COSSA’s comment on the NPRM, submitted jointly with the American Educational Research Association (AERA) and the Inter-university Consortium for Political and Social Research (ICPSR), was largely supportive of the proposal, particularly those provisions that made the regulations less burdensome for low-risk social and behavioral research. What is more, the recommendations made in this latest report are in many ways inconsistent with those of the National Research Council’s (NRC) 2014 report, Proposed Revisions to the Common Rule for the Protection of Human Subjects in the Behavioral and Social Sciences.
The report released last week characterizes the overall responses to the NPRM as largely negative, citing an analysis of public comments conducted by the Council on Government Relations and the Association of Public and Land-grant Universities (APLU).
The authors’ objections to the NPRM focus on three broad areas: (1) the proposed changes to the classification and consent procedure for use of biospecimens; (2) the process for determining which categories of research are “excluded” from the Common Rule (include some types of social and behavioral research); and (3) lack of specifics on the products and tools HHS would produce to aid in research review, including the online tool for determining whether a study should qualify as exempt; the broad consent template for storage, maintenance, and future use of biospecimens; and the list of privacy safeguards researchers would need to follow. The report also suggests the NPRM contains internal inconsistencies.

> **GIVEN INFORMATION**:
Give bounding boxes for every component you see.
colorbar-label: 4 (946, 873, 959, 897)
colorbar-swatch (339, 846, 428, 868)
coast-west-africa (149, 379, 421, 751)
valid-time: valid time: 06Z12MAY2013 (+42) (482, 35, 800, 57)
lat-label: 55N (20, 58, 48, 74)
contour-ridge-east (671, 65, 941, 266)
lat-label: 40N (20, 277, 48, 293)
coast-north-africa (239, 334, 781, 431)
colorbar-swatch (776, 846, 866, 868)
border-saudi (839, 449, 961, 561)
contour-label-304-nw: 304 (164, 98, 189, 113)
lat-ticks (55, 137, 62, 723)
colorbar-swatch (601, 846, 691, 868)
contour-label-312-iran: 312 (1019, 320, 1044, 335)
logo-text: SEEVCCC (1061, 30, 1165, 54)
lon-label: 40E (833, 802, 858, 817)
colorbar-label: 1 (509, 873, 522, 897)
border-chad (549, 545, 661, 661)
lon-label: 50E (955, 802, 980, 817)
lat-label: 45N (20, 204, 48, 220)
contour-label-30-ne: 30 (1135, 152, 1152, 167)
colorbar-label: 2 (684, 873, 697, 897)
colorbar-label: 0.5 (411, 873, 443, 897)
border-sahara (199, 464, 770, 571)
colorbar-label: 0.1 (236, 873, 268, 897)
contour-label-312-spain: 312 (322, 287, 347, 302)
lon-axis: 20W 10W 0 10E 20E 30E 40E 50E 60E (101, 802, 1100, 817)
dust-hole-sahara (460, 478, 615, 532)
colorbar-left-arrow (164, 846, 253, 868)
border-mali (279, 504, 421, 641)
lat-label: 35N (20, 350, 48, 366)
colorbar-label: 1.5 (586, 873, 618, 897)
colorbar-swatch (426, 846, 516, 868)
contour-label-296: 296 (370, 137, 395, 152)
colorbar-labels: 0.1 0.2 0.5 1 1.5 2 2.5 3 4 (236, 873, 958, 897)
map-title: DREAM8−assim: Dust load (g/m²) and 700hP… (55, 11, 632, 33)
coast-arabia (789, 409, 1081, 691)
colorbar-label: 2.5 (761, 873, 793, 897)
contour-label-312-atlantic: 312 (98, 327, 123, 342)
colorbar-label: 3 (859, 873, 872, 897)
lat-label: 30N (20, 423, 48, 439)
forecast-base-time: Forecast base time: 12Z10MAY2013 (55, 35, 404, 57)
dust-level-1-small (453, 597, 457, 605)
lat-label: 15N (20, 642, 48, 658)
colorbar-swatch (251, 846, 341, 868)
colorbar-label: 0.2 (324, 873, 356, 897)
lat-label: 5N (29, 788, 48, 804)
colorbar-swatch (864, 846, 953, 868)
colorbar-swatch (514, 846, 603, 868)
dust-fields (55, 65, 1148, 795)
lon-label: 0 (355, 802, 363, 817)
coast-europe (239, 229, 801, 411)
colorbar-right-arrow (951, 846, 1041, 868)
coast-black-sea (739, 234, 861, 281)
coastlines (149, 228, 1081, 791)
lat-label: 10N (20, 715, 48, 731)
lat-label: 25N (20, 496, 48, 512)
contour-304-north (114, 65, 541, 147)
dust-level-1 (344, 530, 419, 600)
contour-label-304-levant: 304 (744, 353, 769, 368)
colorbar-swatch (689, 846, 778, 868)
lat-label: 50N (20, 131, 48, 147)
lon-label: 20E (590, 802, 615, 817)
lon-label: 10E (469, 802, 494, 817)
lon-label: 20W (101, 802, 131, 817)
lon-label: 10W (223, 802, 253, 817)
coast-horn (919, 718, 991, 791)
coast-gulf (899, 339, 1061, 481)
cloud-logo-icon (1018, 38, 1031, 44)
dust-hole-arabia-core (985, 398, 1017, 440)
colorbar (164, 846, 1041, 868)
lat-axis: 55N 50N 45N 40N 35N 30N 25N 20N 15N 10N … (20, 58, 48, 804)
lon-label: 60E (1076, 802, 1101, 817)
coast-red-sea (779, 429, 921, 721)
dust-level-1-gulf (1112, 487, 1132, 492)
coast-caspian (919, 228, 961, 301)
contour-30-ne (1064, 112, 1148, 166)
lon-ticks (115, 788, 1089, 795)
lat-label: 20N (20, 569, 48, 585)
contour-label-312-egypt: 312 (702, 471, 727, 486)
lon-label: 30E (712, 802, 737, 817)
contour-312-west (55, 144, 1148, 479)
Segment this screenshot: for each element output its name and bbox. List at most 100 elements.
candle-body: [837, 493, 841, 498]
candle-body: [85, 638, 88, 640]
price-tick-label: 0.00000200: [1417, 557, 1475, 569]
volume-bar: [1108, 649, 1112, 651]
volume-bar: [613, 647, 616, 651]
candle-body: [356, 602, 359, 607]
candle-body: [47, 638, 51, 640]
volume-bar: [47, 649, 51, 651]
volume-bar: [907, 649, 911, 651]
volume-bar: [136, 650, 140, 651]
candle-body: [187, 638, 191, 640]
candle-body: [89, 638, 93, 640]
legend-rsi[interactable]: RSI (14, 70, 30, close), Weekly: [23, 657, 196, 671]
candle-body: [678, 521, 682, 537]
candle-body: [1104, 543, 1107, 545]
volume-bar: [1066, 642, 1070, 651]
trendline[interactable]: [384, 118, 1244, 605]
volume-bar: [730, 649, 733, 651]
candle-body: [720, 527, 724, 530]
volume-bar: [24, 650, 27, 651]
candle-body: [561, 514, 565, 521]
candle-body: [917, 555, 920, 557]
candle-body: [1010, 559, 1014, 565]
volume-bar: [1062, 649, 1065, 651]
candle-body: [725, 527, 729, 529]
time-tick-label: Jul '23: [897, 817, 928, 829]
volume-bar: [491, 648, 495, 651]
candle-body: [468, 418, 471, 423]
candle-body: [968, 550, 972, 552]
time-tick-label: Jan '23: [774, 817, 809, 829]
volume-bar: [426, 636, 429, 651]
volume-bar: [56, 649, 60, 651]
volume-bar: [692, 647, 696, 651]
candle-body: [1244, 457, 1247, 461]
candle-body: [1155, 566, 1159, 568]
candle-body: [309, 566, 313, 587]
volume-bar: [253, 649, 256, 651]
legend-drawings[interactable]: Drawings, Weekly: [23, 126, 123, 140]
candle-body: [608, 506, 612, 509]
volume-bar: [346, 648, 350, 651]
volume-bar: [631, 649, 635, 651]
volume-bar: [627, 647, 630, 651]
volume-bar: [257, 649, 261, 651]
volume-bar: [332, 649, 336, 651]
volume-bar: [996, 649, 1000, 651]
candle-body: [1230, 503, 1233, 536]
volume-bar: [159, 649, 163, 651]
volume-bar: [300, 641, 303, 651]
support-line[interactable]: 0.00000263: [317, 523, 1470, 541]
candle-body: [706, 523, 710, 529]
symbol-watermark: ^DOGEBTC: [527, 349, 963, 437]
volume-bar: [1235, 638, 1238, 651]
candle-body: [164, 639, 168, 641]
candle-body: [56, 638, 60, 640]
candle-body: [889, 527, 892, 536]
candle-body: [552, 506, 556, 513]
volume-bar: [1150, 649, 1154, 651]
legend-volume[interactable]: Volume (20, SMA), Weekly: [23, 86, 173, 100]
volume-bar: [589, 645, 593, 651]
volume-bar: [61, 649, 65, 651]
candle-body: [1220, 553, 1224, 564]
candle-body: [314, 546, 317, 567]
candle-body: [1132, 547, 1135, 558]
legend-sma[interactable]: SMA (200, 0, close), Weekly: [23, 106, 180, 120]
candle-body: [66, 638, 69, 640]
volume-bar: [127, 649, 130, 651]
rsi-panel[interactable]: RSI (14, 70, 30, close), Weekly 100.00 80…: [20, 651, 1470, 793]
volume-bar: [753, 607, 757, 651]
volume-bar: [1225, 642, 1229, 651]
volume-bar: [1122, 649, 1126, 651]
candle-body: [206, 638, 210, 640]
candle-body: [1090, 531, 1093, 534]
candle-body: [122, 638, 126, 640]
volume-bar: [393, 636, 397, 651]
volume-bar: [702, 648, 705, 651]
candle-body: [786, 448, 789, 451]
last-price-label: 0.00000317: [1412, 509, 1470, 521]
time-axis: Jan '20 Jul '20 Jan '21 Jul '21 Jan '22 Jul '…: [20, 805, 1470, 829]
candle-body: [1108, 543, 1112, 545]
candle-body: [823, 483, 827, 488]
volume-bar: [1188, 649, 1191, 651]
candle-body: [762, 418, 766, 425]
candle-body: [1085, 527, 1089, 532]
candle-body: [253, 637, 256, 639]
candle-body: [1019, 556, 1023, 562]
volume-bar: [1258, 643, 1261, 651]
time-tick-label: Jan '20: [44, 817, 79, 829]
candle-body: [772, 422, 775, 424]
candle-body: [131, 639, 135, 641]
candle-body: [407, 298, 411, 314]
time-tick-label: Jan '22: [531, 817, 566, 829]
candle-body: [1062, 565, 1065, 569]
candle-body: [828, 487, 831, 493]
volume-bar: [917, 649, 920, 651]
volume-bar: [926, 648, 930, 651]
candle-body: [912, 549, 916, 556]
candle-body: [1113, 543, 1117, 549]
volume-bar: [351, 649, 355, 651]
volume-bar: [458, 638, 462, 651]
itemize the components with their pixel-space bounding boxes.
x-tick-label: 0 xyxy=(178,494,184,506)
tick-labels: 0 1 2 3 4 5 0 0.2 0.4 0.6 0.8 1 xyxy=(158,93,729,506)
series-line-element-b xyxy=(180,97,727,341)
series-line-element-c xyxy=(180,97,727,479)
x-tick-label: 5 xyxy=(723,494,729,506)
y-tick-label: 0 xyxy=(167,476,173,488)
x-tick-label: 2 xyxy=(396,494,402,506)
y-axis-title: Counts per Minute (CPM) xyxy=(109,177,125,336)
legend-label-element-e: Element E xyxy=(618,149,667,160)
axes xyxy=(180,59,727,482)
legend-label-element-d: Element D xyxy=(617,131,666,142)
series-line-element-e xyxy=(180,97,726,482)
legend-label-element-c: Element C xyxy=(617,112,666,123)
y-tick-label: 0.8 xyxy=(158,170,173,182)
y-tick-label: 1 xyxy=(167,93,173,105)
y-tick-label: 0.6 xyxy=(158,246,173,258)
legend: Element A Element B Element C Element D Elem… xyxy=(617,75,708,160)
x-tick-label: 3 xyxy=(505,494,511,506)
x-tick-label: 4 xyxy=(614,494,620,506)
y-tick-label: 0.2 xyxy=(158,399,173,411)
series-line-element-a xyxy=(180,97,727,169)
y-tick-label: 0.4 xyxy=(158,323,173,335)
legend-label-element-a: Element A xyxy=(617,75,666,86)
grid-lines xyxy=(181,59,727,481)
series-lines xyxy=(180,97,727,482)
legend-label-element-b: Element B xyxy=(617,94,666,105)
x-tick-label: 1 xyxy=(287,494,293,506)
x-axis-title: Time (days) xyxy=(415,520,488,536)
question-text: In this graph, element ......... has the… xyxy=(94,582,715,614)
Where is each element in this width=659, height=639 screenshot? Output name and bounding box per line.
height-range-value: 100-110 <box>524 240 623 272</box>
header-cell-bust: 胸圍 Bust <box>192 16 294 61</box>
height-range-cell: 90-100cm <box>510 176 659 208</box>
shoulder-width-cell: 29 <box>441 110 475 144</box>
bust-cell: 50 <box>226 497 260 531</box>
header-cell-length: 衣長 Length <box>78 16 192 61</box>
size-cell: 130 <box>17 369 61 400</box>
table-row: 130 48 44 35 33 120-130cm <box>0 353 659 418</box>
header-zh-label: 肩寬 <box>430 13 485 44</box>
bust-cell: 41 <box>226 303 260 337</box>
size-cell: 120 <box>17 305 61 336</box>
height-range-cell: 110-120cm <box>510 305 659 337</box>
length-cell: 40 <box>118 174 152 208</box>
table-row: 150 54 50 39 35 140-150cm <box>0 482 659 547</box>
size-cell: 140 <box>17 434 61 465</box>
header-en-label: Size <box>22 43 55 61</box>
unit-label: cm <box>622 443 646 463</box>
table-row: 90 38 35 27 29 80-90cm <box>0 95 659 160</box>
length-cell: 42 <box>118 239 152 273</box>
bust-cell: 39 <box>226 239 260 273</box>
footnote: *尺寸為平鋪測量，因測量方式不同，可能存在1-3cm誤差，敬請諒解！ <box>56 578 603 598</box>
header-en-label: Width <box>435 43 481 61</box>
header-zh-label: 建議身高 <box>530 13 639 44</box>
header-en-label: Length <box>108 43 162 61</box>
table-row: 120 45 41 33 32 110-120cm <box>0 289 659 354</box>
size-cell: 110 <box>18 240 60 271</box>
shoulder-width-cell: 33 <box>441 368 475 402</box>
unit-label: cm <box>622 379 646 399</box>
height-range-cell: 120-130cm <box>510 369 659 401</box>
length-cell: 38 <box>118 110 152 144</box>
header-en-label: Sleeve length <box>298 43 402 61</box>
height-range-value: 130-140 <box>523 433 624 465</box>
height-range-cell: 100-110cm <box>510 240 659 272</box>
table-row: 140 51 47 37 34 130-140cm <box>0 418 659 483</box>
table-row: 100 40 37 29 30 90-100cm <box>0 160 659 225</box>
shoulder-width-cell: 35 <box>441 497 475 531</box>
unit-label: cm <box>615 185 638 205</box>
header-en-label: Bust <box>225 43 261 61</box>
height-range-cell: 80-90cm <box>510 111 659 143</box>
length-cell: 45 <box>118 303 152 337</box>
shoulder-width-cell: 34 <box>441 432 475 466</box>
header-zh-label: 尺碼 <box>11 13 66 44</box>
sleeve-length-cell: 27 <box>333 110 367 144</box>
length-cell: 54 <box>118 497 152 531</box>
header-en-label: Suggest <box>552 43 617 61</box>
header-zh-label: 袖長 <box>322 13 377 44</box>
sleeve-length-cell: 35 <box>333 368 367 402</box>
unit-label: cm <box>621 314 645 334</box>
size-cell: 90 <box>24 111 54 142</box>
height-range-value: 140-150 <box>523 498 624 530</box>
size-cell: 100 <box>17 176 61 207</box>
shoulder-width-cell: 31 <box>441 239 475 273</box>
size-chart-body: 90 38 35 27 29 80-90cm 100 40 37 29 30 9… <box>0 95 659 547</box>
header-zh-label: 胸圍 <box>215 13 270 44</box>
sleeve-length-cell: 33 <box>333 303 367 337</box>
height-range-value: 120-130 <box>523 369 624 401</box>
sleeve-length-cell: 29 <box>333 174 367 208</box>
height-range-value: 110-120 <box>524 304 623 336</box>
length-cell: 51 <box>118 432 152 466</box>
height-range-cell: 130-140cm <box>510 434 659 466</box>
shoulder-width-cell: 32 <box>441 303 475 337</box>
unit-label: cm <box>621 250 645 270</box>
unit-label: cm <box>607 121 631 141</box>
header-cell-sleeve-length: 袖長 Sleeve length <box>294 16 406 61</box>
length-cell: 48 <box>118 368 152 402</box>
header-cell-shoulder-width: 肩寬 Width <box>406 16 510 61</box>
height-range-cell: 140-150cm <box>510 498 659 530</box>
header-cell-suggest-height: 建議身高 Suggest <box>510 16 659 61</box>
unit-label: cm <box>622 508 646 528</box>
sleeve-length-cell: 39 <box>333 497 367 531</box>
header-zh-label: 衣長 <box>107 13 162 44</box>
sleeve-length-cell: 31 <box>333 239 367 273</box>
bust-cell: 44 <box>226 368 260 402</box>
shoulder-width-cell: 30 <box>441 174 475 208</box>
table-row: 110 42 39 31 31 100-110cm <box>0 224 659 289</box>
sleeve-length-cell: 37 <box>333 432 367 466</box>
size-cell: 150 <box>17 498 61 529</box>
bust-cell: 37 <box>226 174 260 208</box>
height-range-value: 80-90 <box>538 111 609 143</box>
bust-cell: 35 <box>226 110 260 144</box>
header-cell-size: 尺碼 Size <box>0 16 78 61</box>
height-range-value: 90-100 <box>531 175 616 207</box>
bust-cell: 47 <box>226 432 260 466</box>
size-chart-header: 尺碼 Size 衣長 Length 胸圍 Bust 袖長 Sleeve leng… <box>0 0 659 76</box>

> **PROBLEMS**:
1) Answer these from the Common Rule passage:
(a) Which two organizations joined COSSA in submitting its comment on the NPRM?
(b) Whose analysis of public comments does the report released last week cite?
(c) In what year did the National Research Council issue its report on proposed revisions to the Common Rule?
2) Supply what follows the last sentence of the Common Rule passage.
The records were taken from a different source than the Common Rule passage.

> **ANSWERS FOR THIS EXERCISE**:
1)
(a) The American Educational Research Association (AERA) and the Inter-university Consortium for Political and Social Research (ICPSR)
(b) The Council on Government Relations and the Association of Public and Land-grant Universities (APLU)
(c) 2014

2)
The report concludes:
“The NPRM is marred by omissions, the absence of essential elements, and a lack of clarity. In addition, important questions about the long-term costs of the proposed regulatory changes are unresolved. In light of these deficiencies, it would be impractical to use the current NPRM as the basis for achieving a meaningful, consistent, and harmonious revisions of the regulations governing human subjects research…”
The chapter recommends (1) that Congress establish an “independent, free-standing national commission” that would be charged with “examining and updating as necessary the ethical, legal, and institutional frameworks governing human subjects research,” and (2) that HHS withdraw the NPRM and refrain from updating the Common Rule until the proposed commission has had the opportunity to issue a report.
The Common Rule has not been revised since 1991.